Extrait du texte ▸
# # # # #

La famille, ça fait partie des petits soucis quotidiens. Mais il y en a qui exagèrent, quand même. Dans la famille des narrateurs, parce qu’il y en a plusieurs, je voudrais le père, monstre sacré du théâtre parisien ; la mère, monstrueuse sacrée en voie de « démonstruosition », parce que les femmes, au théâtre, ça dure moins longtemps. Je voudrais la fille, un peu chtarbée, pas mal habitée, mais finalement peut-être la plus saine scène de la bande. Je voudrais des grands-parents maternels berlinois anciens drogués, parents à la manque.
Rebecca Lighieri, Le club des enfants perdus, P.O.L, 528 pages
La fille, c’est Miranda, mélancolique assumée jusqu’à ce qu’elle rencontre un jeune acteur de deuxième ordre qui déplaît fortement à Armand, le père, vedette du théâtre. Birke, la mère, s’en fout pas mal, elle est ailleurs… Miranda a des drôles de pouvoir. Est-elle vraiment capable de prévoir la mort d’une voisine ? Se trouve-t-elle réellement à deux endroits à la fois, ou bien est-ce le père qui a des visions ?
La vie c’est pas toujours un truc facile à vivre, la jeunesse non plus. Et c’est encore moins facile pour Miranda qui sait trop de choses, qui voit trop de choses. On est plus ou moins conscient du monde dans lequel on vit et le pire c’est d’en être un peu plus conscient que les autres.

# # # # #

Enregistrements affichés ▸

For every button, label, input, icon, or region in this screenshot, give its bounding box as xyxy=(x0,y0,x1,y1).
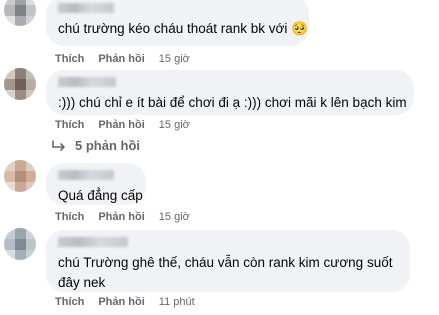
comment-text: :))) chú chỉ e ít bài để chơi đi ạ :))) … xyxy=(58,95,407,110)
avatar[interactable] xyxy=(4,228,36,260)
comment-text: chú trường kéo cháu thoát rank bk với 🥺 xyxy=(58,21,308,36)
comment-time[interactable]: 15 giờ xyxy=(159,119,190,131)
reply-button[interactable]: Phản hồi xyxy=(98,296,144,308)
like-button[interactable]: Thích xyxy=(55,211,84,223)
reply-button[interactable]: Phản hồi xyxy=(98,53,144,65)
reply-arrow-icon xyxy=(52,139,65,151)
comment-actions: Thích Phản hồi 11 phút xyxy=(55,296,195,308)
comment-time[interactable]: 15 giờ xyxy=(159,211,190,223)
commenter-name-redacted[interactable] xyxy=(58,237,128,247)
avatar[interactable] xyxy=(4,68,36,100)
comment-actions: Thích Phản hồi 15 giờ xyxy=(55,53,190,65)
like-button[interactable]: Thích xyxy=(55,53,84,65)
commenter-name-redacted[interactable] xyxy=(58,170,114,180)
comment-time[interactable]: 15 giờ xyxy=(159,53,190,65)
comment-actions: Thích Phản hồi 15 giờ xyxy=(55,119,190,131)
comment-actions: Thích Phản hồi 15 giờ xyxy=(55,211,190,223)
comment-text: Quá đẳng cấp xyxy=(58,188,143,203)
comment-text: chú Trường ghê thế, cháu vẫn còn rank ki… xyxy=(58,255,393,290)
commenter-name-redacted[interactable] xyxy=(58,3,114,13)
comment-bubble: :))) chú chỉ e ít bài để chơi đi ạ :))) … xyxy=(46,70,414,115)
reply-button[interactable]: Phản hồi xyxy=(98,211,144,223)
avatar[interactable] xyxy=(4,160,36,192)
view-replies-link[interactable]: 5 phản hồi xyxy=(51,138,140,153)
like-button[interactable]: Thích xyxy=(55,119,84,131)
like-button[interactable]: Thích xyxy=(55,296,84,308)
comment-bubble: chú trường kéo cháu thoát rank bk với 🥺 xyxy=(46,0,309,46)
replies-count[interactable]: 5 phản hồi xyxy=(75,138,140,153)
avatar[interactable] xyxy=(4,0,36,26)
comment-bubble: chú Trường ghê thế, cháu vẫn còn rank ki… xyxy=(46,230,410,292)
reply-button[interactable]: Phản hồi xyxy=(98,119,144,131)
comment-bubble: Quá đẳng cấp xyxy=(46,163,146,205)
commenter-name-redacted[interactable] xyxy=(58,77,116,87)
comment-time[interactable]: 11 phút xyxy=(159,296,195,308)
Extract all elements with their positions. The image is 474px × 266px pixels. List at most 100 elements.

# # # # #

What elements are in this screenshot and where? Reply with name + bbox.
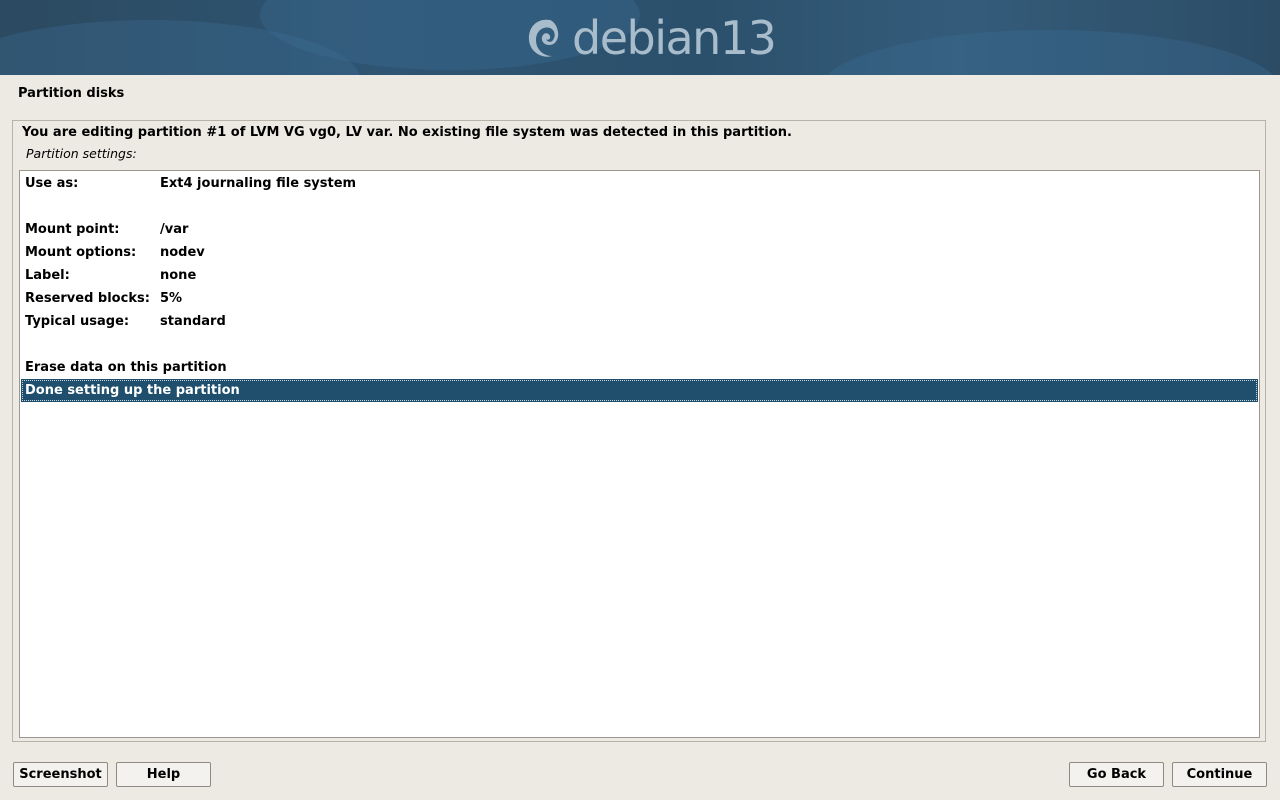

# # # # #

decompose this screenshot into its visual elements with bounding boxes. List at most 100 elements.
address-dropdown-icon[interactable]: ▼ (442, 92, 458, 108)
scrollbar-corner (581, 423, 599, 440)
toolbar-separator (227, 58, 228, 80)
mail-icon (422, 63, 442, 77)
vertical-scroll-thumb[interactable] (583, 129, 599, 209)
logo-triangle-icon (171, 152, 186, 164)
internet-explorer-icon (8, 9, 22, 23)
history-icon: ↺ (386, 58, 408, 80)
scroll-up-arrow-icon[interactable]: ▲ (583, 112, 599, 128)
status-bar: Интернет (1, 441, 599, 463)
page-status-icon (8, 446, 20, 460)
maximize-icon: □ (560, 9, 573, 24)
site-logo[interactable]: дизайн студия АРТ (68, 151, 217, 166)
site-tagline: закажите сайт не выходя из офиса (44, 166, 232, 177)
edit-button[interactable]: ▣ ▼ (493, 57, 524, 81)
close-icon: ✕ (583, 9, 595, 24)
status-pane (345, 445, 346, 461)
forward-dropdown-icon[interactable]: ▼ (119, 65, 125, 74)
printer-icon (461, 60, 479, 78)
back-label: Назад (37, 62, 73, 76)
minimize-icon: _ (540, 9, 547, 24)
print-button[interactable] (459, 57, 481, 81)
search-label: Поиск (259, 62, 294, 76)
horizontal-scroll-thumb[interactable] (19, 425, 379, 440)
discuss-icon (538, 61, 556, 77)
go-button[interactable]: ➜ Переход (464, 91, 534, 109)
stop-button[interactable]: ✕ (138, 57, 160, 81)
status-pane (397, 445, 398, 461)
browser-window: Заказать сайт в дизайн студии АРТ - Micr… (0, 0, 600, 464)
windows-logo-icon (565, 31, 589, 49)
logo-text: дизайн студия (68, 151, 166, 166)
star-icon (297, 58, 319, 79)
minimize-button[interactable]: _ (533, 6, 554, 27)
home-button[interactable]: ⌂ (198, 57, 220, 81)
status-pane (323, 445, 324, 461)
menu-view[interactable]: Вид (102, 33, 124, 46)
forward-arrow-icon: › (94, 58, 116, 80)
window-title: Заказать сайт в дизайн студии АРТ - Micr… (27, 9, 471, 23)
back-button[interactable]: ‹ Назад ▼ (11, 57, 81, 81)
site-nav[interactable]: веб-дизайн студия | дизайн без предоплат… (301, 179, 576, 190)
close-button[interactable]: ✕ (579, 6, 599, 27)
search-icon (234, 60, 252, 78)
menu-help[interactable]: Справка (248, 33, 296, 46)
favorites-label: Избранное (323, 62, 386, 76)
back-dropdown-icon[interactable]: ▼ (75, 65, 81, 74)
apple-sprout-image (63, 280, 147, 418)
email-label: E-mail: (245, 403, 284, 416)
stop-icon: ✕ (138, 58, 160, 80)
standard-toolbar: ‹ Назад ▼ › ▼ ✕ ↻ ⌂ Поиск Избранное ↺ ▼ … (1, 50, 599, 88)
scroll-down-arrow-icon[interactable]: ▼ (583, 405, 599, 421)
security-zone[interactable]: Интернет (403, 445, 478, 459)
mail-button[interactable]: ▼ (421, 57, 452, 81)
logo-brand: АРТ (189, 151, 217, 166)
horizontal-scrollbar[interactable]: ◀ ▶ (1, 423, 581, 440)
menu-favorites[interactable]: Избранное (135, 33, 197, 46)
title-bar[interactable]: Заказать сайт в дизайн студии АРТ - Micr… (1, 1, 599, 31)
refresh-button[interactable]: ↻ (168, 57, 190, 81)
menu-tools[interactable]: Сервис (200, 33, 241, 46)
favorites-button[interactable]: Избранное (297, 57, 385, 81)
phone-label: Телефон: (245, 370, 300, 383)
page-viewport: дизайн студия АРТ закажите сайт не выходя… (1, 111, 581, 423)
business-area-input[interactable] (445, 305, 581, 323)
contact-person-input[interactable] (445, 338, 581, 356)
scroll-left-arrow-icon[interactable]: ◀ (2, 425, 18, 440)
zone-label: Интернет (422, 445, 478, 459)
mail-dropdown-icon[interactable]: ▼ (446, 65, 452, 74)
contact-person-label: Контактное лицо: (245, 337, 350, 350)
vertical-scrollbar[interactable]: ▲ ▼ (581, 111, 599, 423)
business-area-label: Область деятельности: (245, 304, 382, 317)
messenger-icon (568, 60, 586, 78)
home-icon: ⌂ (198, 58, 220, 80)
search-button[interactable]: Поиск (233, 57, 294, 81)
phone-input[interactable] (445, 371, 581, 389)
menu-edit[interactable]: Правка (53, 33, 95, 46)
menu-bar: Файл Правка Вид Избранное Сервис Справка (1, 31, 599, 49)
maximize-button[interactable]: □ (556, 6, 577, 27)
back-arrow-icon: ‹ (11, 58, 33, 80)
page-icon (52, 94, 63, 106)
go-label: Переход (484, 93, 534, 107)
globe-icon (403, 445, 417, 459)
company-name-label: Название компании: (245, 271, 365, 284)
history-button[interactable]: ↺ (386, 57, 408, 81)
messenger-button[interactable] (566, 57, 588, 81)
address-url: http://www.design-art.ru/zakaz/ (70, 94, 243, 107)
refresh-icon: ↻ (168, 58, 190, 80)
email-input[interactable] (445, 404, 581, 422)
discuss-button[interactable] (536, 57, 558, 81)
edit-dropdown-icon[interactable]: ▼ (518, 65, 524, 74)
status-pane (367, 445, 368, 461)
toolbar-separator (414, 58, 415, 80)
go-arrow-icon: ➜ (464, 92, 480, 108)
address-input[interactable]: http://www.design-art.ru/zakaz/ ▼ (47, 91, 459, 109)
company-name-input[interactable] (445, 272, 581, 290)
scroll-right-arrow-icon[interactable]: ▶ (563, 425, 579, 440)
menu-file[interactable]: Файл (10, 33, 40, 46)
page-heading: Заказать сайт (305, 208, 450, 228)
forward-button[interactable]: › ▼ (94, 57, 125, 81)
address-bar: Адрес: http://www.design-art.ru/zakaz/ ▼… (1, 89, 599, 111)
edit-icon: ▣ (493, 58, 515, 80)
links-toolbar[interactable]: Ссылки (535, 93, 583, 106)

# # # # #

Actions requises ▸
1 > Extrais des enregistrements chaque ligne où figure la chaîne « image ».
2 > Poursuis la critique du roman Le club des enfants perdus en reprenant juste après sa dernière phrase.

Les résultats ▸
1 >
Extract all elements with their positions. The image is 474px × 266px pixels. List at most 100 elements.
apple-sprout-image (63, 280, 147, 418)

2 >
La prise de parole de Miranda en tant que narratrice, dans la deuxième partie du livre, nous donnera des clés supplémentaires pour comprendre un texte qui flirte avec le fantastique ; et tout flirt peut s’accompagner de contacts plus ou moins forts, on sait ça. Miranda plane au-dessus de la mêlée. Le dieu Asmodée soulevait les toits des maisons pour regarder à l’intérieur ; Miranda pénètre carrément dans l’esprit des autres pour voir à leur façon.
Lighieri ne prend pas de gants avec le lecteur, libre à lui de se laisser embarquer.
Extrait
« Je connais le plaisir que mes frères humains prennent à soumettre et à torturer. J’ai été du côté des tortionnaires, j’ai mentalement épousé leur désir de puissance et de souillure – puis leur satisfaction immonde à se voir exaucés. C’est parce que je peux me targuer de cette compréhension intime du cœur des bourreaux que le bonheur est impossible. Cobain a dû en arriver à la même conclusion et pour les mêmes raisons. Les incohérences de sa lettre n’en sont pas : l’humanité mérite autant d’amour que de haine, autant de pitié que de crainte – et la vie est parfaitement invivable. »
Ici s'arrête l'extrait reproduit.